* Raw records *

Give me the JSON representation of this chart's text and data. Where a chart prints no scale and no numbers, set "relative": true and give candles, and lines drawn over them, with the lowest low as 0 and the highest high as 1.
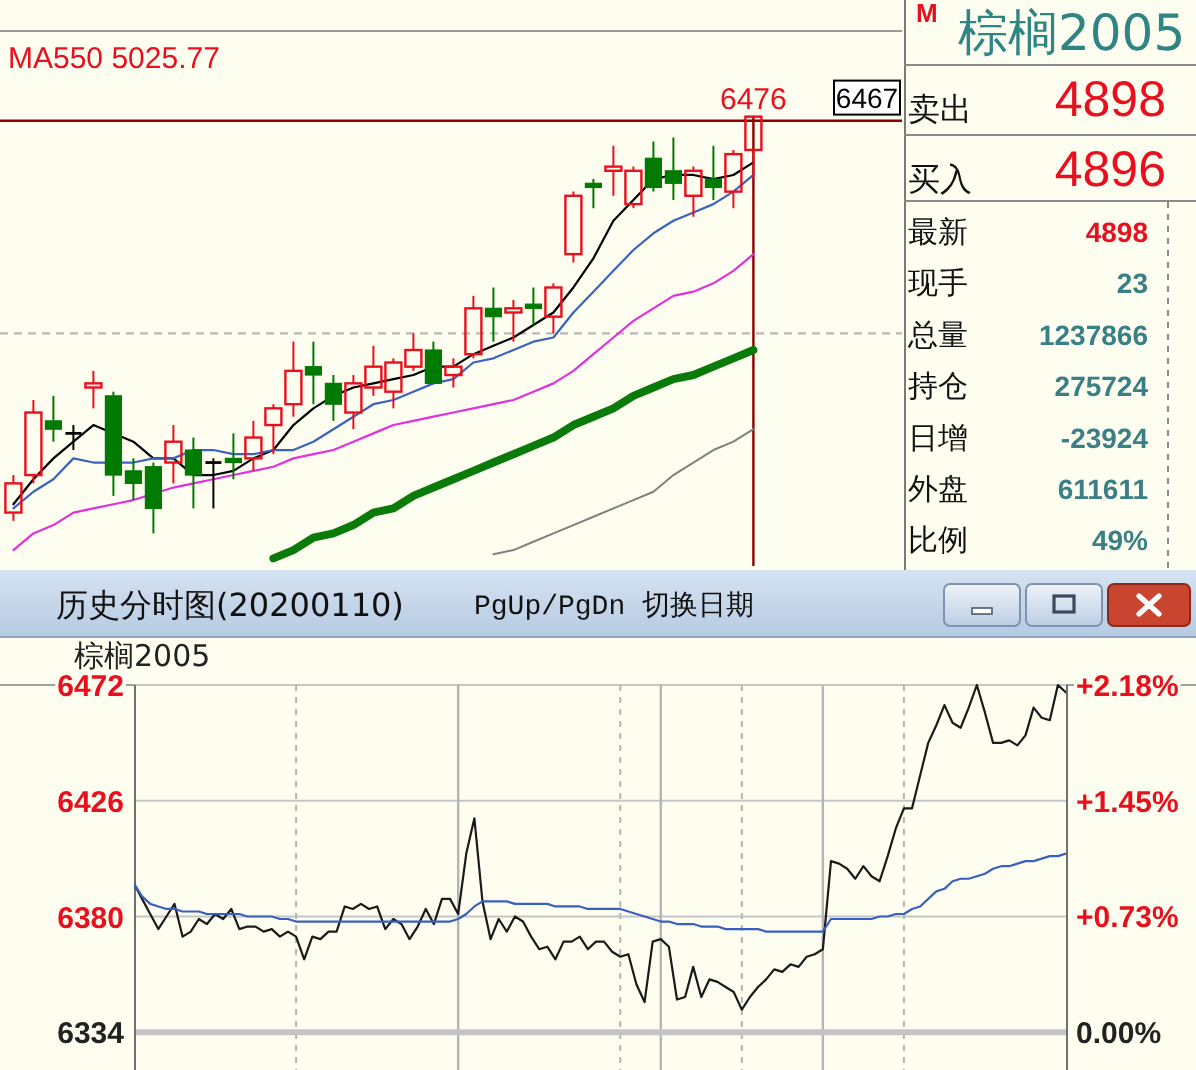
{
  "chart_data": [
    {
      "type": "candlestick",
      "relative": true,
      "annotations": [
        "MA550 5025.77",
        {
          "text": "6476",
          "y": 1
        },
        "6467"
      ],
      "categories": [
        null,
        null,
        null,
        null,
        null,
        null,
        null,
        null,
        null,
        null,
        null,
        null,
        null,
        null,
        null,
        null,
        null,
        null,
        null,
        null,
        null,
        null,
        null,
        null,
        null,
        null,
        null,
        null,
        null,
        null,
        null,
        null,
        null,
        null,
        null,
        null,
        null,
        null
      ],
      "ohlc": [
        [
          0.05,
          0.14,
          0.03,
          0.12
        ],
        [
          0.14,
          0.32,
          0.12,
          0.29
        ],
        [
          0.27,
          0.33,
          0.22,
          0.25
        ],
        [
          0.24,
          0.26,
          0.2,
          0.24
        ],
        [
          0.35,
          0.39,
          0.3,
          0.36
        ],
        [
          0.33,
          0.34,
          0.09,
          0.14
        ],
        [
          0.15,
          0.18,
          0.08,
          0.12
        ],
        [
          0.16,
          0.17,
          0,
          0.06
        ],
        [
          0.17,
          0.26,
          0.12,
          0.22
        ],
        [
          0.2,
          0.23,
          0.06,
          0.14
        ],
        [
          0.17,
          0.18,
          0.06,
          0.17
        ],
        [
          0.18,
          0.24,
          0.13,
          0.17
        ],
        [
          0.18,
          0.27,
          0.15,
          0.23
        ],
        [
          0.26,
          0.31,
          0.19,
          0.3
        ],
        [
          0.31,
          0.46,
          0.28,
          0.39
        ],
        [
          0.4,
          0.46,
          0.31,
          0.38
        ],
        [
          0.36,
          0.38,
          0.27,
          0.31
        ],
        [
          0.29,
          0.38,
          0.25,
          0.36
        ],
        [
          0.35,
          0.45,
          0.33,
          0.4
        ],
        [
          0.34,
          0.42,
          0.3,
          0.41
        ],
        [
          0.4,
          0.48,
          0.39,
          0.44
        ],
        [
          0.44,
          0.46,
          0.36,
          0.36
        ],
        [
          0.38,
          0.42,
          0.35,
          0.4
        ],
        [
          0.43,
          0.57,
          0.42,
          0.54
        ],
        [
          0.54,
          0.59,
          0.46,
          0.52
        ],
        [
          0.53,
          0.56,
          0.46,
          0.54
        ],
        [
          0.55,
          0.59,
          0.5,
          0.54
        ],
        [
          0.52,
          0.6,
          0.48,
          0.59
        ],
        [
          0.67,
          0.82,
          0.65,
          0.81
        ],
        [
          0.84,
          0.85,
          0.78,
          0.83
        ],
        [
          0.87,
          0.93,
          0.81,
          0.88
        ],
        [
          0.79,
          0.88,
          0.78,
          0.87
        ],
        [
          0.9,
          0.94,
          0.82,
          0.83
        ],
        [
          0.87,
          0.95,
          0.8,
          0.84
        ],
        [
          0.81,
          0.88,
          0.76,
          0.87
        ],
        [
          0.85,
          0.93,
          0.8,
          0.83
        ],
        [
          0.82,
          0.92,
          0.78,
          0.91
        ],
        [
          0.92,
          1,
          0.85,
          1
        ]
      ],
      "colors": [
        "#e8101e",
        "#e8101e",
        "#007a00",
        "#000000",
        "#e8101e",
        "#007a00",
        "#007a00",
        "#007a00",
        "#e8101e",
        "#007a00",
        "#000000",
        "#007a00",
        "#e8101e",
        "#e8101e",
        "#e8101e",
        "#007a00",
        "#007a00",
        "#e8101e",
        "#e8101e",
        "#e8101e",
        "#e8101e",
        "#007a00",
        "#e8101e",
        "#e8101e",
        "#007a00",
        "#e8101e",
        "#007a00",
        "#e8101e",
        "#e8101e",
        "#007a00",
        "#e8101e",
        "#e8101e",
        "#007a00",
        "#007a00",
        "#e8101e",
        "#007a00",
        "#e8101e",
        "#e8101e"
      ],
      "series": [
        {
          "type": "line",
          "color": "#000000",
          "values": [
            0.07,
            0.13,
            0.18,
            0.22,
            0.26,
            null,
            0.22,
            0.18,
            0.18,
            0.14,
            0.14,
            0.15,
            0.18,
            0.2,
            0.26,
            0.3,
            0.33,
            0.35,
            0.36,
            0.37,
            0.38,
            0.4,
            0.4,
            0.43,
            0.45,
            0.47,
            0.5,
            0.53,
            0.59,
            0.66,
            0.75,
            0.8,
            0.85,
            0.86,
            0.86,
            0.85,
            0.86,
            0.89
          ]
        },
        {
          "type": "line",
          "color": "#3a62c0",
          "values": [
            0.06,
            0.1,
            0.13,
            0.18,
            0.17,
            null,
            0.17,
            0.18,
            0.18,
            0.2,
            0.2,
            0.19,
            0.19,
            0.2,
            0.2,
            0.22,
            0.25,
            0.28,
            0.31,
            0.32,
            0.34,
            0.36,
            0.37,
            0.41,
            0.42,
            0.44,
            0.46,
            0.47,
            0.53,
            0.58,
            0.63,
            0.68,
            0.72,
            0.75,
            0.77,
            0.79,
            0.82,
            0.86
          ]
        },
        {
          "type": "line",
          "color": "#e030e0",
          "values": [
            -0.04,
            0,
            0.02,
            0.05,
            0.06,
            0.07,
            0.08,
            null,
            0.11,
            0.12,
            0.13,
            0.14,
            0.15,
            0.16,
            0.18,
            0.19,
            0.2,
            0.22,
            0.24,
            0.26,
            0.27,
            0.28,
            0.29,
            0.3,
            0.31,
            0.32,
            0.34,
            0.36,
            0.39,
            0.43,
            0.47,
            0.51,
            0.54,
            0.57,
            0.58,
            0.6,
            0.63,
            0.67
          ]
        },
        {
          "type": "line",
          "color": "#0a7a0a",
          "values": [
            null,
            null,
            null,
            null,
            null,
            null,
            null,
            null,
            null,
            null,
            null,
            null,
            null,
            -0.06,
            -0.04,
            -0.01,
            0,
            0.02,
            0.05,
            0.06,
            0.09,
            0.11,
            0.13,
            0.15,
            0.17,
            0.19,
            0.21,
            0.23,
            0.26,
            0.28,
            0.3,
            0.33,
            0.35,
            0.37,
            0.38,
            0.4,
            0.42,
            0.44
          ]
        },
        {
          "type": "line",
          "color": "#808080",
          "values": [
            null,
            null,
            null,
            null,
            null,
            null,
            null,
            null,
            null,
            null,
            null,
            null,
            null,
            null,
            null,
            null,
            null,
            null,
            null,
            null,
            null,
            null,
            null,
            null,
            -0.05,
            -0.04,
            -0.02,
            0,
            0.02,
            0.04,
            0.06,
            0.08,
            0.1,
            0.14,
            0.17,
            0.2,
            0.22,
            0.25
          ]
        }
      ],
      "ref_lines": [
        {
          "axis": "y",
          "value": 0.48,
          "color": "#b8b8b8",
          "line_style": "dashed"
        },
        {
          "axis": "y",
          "value": 0.99,
          "color": "#8b0000"
        }
      ]
    },
    {
      "type": "other",
      "title": "棕榈2005",
      "subtitle": "M",
      "annotations": [
        "卖出",
        "4898",
        "买入",
        "4896",
        "最新",
        "4898",
        "现手",
        "23",
        "总量",
        "1237866",
        "持仓",
        "275724",
        "日增",
        "-23924",
        "外盘",
        "611611",
        "比例",
        "49%"
      ]
    },
    {
      "type": "line",
      "title": "历史分时图(20200110)",
      "subtitle": "棕榈2005",
      "annotations": [
        "PgUp/PgDn 切换日期"
      ],
      "categories": [
        null,
        null,
        null,
        null,
        null,
        null,
        null,
        null,
        null,
        null,
        null,
        null,
        null,
        null,
        null,
        null,
        null,
        null,
        null,
        null,
        null,
        null,
        null,
        null,
        null,
        null,
        null,
        null,
        null,
        null,
        null,
        null,
        null,
        null,
        null,
        null,
        null,
        null,
        null,
        null,
        null,
        null,
        null,
        null,
        null,
        null,
        null,
        null,
        null,
        null,
        null,
        null,
        null,
        null,
        null,
        null,
        null,
        null,
        null,
        null,
        null,
        null,
        null,
        null,
        null,
        null,
        null,
        null,
        null,
        null,
        null,
        null,
        null,
        null,
        null,
        null,
        null,
        null,
        null,
        null,
        null,
        null,
        null,
        null,
        null,
        null,
        null,
        null,
        null,
        null,
        null,
        null,
        null,
        null,
        null,
        null,
        null,
        null,
        null,
        null,
        null,
        null,
        null,
        null,
        null,
        null,
        null,
        null,
        null,
        null,
        null,
        null,
        null,
        null,
        null,
        null
      ],
      "ylim": [
        6319,
        6472
      ],
      "yticks": [
        6334,
        6380,
        6426,
        6472
      ],
      "y2lim": [
        -0.24,
        2.18
      ],
      "y2ticks": [
        {
          "value": 0,
          "label": "0.00%"
        },
        {
          "value": 0.73,
          "label": "+0.73%"
        },
        {
          "value": 1.45,
          "label": "+1.45%"
        },
        {
          "value": 2.18,
          "label": "+2.18%"
        }
      ],
      "tick_labels": "y",
      "grid": true,
      "ref_lines": [
        {
          "axis": "y",
          "value": 6334,
          "color": "#c4c4c4"
        }
      ],
      "series": [
        {
          "color": "#1a1a1a",
          "values": [
            6393,
            6387,
            6381,
            6375,
            6380,
            6385,
            6372,
            6374,
            6379,
            6377,
            6381,
            6379,
            6383,
            6375,
            6376,
            6376,
            6374,
            6375,
            6372,
            6374,
            6372,
            6363,
            6372,
            6371,
            6374,
            6374,
            6384,
            6383,
            6385,
            6383,
            6384,
            6375,
            6379,
            6377,
            6371,
            6376,
            6383,
            6377,
            6387,
            6387,
            6381,
            6405,
            6419,
            6386,
            6371,
            6379,
            6374,
            6380,
            6378,
            6372,
            6367,
            6368,
            6363,
            6370,
            6370,
            6372,
            6367,
            6370,
            6370,
            6366,
            6364,
            6365,
            6353,
            6346,
            6370,
            6371,
            6368,
            6347,
            6348,
            6360,
            6348,
            6355,
            6354,
            6352,
            6350,
            6343,
            6348,
            6352,
            6355,
            6359,
            6358,
            6361,
            6360,
            6364,
            6365,
            6367,
            6402,
            6401,
            6399,
            6395,
            6400,
            6396,
            6394,
            6404,
            6415,
            6423,
            6423,
            6436,
            6449,
            6456,
            6464,
            6457,
            6455,
            6463,
            6472,
            6461,
            6449,
            6449,
            6450,
            6448,
            6452,
            6463,
            6459,
            6458,
            6472,
            6469
          ]
        },
        {
          "color": "#3a5fc0",
          "values": [
            6393,
            6388,
            6385,
            6384,
            6383,
            6383,
            6382,
            6382,
            6382,
            6381,
            6381,
            6381,
            6381,
            6381,
            6380,
            6380,
            6380,
            6380,
            6379,
            6379,
            6378,
            6378,
            6378,
            6378,
            6378,
            6378,
            6378,
            6378,
            6378,
            6378,
            6378,
            6378,
            6378,
            6378,
            6378,
            6378,
            6378,
            6378,
            6378,
            6378,
            6379,
            6381,
            6384,
            6386,
            6386,
            6386,
            6386,
            6385,
            6385,
            6385,
            6385,
            6385,
            6384,
            6384,
            6384,
            6384,
            6383,
            6383,
            6383,
            6383,
            6383,
            6382,
            6381,
            6380,
            6379,
            6378,
            6378,
            6377,
            6377,
            6377,
            6376,
            6376,
            6376,
            6375,
            6375,
            6375,
            6375,
            6375,
            6374,
            6374,
            6374,
            6374,
            6374,
            6374,
            6374,
            6374,
            6379,
            6379,
            6379,
            6379,
            6379,
            6379,
            6380,
            6380,
            6381,
            6381,
            6383,
            6384,
            6387,
            6390,
            6391,
            6394,
            6395,
            6395,
            6396,
            6397,
            6399,
            6400,
            6400,
            6401,
            6402,
            6402,
            6403,
            6404,
            6404,
            6405
          ]
        }
      ]
    }
  ]
}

* Set task *
Which lines of the data above contain "relative"? Copy each one.

* Task solution *
Give me the JSON representation of this chart's text and data. Where a chart prints no scale and no numbers, set "relative": true and give candles, and lines drawn over them, with the lowest low as 0 and the highest high as 1.
      "relative": true,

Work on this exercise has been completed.